Offener oder geschlossener Vollzug?

§ 7 JVollzGB III BW Offener und geschlossener Vollzug:

(1) Gefangene sollen in einer Justizvollzugsanstalt oder Abteilung des offenen Vollzugs untergebracht werden, wenn sie den besonderen Anforderungen des offenen Vollzugs genügen und insbesondere nicht zu befürchten ist, dass sie sich dem Vollzug der Freiheitsstrafe entziehen oder die Möglichkeiten des offenen Vollzugs zu Straftaten missbrauchen werden.

(2) Eignen sich Gefangene nicht für den offenen Vollzug, so werden sie im geschlossenen Vollzug untergebracht. Erweisen sich Gefangene für die Unterbringung im offenen Vollzug während des Aufenthalts dort als nicht geeignet, werden sie in den geschlossenen Vollzug zurückverlegt. Gefangene können auch dann im geschlossenen Vollzug untergebracht oder dorthin zurückverlegt werden, wenn dies zu ihrer Behandlung notwendig ist.

Kriterien z.B.:

Eine Unterbringung im offenen Vollzug erfolgt nur ausnahmsweise (Erstverbüßer, gute Prognose).

# GEGEBENE DATEN:
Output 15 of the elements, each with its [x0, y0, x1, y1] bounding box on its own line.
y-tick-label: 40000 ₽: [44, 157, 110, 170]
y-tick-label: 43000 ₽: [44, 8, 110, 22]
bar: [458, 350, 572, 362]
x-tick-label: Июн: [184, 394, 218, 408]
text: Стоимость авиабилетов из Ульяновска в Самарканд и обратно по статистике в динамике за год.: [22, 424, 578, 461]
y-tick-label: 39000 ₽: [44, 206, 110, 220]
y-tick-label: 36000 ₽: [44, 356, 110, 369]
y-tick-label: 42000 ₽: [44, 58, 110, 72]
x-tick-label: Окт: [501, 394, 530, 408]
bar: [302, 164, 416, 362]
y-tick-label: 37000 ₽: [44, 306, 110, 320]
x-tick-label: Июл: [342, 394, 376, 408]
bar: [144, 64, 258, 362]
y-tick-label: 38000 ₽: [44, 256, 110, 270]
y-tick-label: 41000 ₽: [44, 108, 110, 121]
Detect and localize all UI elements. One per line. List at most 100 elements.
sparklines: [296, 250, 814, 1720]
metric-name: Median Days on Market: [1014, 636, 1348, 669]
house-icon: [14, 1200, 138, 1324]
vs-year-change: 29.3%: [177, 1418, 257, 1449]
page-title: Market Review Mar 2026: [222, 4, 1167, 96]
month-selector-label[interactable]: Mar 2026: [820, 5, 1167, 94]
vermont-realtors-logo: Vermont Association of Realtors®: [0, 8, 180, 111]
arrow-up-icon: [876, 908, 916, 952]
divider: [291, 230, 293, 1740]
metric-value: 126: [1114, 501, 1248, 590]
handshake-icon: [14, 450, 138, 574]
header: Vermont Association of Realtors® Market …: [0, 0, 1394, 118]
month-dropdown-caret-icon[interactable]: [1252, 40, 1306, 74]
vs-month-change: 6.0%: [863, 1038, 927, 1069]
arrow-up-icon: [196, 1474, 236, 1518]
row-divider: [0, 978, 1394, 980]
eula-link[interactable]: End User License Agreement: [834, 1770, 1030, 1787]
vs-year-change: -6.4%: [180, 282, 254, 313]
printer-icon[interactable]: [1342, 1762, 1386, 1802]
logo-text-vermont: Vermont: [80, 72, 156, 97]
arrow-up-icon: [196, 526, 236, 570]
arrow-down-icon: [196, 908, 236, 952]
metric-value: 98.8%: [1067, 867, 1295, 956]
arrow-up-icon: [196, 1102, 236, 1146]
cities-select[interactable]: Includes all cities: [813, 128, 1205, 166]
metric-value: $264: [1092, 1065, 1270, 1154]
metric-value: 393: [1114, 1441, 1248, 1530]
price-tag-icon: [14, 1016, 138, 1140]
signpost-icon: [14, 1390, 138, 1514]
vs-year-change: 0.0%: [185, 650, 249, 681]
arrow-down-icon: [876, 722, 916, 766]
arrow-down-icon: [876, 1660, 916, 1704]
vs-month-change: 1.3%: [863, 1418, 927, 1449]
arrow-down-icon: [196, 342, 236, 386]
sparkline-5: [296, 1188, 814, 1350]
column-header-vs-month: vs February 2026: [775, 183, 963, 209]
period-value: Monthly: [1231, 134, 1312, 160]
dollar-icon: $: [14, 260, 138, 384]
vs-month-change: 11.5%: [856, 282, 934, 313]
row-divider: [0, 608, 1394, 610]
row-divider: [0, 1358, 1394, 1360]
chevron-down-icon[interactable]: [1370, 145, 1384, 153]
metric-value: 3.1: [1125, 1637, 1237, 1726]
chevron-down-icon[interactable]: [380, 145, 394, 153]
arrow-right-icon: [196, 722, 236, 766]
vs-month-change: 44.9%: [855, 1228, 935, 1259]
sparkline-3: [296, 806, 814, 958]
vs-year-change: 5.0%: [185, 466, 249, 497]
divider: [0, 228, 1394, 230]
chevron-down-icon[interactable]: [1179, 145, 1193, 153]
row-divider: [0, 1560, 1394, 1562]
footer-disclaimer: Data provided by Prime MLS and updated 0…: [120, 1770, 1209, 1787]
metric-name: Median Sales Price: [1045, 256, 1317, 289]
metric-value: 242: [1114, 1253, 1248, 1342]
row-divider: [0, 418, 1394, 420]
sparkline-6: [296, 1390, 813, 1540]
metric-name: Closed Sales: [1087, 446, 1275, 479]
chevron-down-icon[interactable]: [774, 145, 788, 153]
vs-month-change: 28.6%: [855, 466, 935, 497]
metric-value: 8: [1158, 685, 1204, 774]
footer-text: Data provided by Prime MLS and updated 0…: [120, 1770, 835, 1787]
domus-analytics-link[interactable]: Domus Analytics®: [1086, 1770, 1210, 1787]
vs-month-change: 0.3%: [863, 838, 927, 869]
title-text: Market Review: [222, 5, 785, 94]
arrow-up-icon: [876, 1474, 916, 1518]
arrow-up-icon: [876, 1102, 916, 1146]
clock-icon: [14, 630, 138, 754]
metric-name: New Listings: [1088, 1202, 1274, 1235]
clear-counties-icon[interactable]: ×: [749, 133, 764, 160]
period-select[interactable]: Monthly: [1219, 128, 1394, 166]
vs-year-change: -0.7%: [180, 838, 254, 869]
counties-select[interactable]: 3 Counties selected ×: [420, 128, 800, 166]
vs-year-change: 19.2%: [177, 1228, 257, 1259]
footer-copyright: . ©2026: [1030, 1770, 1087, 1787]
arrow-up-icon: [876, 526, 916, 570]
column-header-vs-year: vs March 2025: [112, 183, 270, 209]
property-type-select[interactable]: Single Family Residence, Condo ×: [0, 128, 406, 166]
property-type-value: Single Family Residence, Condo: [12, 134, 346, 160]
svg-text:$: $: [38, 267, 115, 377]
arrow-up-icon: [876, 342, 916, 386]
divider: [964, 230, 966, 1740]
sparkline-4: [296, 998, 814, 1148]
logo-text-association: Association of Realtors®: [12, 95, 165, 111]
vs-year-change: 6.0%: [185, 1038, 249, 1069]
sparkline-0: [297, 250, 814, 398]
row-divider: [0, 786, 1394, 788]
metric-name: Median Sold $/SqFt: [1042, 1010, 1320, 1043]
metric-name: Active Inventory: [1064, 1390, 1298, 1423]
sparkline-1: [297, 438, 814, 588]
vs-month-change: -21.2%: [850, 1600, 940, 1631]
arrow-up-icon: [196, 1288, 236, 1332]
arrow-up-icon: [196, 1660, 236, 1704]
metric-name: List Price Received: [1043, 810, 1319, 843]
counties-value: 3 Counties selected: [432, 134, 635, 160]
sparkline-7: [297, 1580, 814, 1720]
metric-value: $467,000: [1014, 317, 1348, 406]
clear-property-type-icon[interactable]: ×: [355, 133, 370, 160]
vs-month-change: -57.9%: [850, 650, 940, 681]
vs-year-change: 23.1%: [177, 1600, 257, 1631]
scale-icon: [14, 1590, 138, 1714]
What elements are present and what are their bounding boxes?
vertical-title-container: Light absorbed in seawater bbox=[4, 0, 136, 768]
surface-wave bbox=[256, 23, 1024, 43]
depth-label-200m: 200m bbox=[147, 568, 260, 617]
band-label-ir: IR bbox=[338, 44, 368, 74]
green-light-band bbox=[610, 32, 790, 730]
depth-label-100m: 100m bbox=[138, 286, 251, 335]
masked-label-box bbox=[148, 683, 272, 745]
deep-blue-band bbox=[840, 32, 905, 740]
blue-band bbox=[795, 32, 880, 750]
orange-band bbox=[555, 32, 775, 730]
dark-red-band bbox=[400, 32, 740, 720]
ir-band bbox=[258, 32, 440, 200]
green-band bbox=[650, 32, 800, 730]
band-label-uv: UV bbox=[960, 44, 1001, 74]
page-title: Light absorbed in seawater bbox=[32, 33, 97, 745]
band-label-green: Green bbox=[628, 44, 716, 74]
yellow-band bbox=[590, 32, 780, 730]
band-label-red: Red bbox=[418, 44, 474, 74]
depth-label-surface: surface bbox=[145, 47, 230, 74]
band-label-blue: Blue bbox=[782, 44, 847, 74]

# AUFGABENLISTE:
- 1) Beantworten Sie zum Text über offenen und geschlossenen Vollzug diese Fragen:
(a) Welche Vorschrift wird im Text wiedergegeben?
(b) Was geschieht nach Absatz 2 mit Gefangenen, die sich während des Aufenthalts im offenen Vollzug als nicht geeignet erweisen?
(c) Welche beiden Kriterien stehen in der Klammer im letzten Satz?
- 2) Führen Sie den Text über offenen und geschlossenen Vollzug nach seinem letzten Satz fort.

# LÖSUNGEN:
- 1)
(a) § 7 JVollzGB III BW (Offener und geschlossener Vollzug).
(b) Sie werden in den geschlossenen Vollzug zurückverlegt.
(c) Erstverbüßer und gute Prognose.

- 2)
Regelmäßig keine Unterbringung im offenen Vollzug, wenn

  • wenn bereits wiederholt in Haft,
  • wenn einschlägig vorbestraft,
  • wenn hohe Rückfallgeschwindigkeit / Delinquenzentwicklung, die zeigt, dass die bisherigen Maßnahmen (Strafen, Bewährungen, Haft) zu keiner Einstellungsänderung geführt haben
  • wenn während des laufenden Vollzuges keine Persönlichkeitsentwicklungen festzustellen sind, die doch noch für eine günstigere Kriminalprognose sprechen würden
  • wenn (nach langem Vollzug) die Belastungsfähigkeit überfordert erscheint durch eine Unterbringung im offenen Vollzug / durch eine Phase der Gewährung vollzugsöffnende Maßnahmen.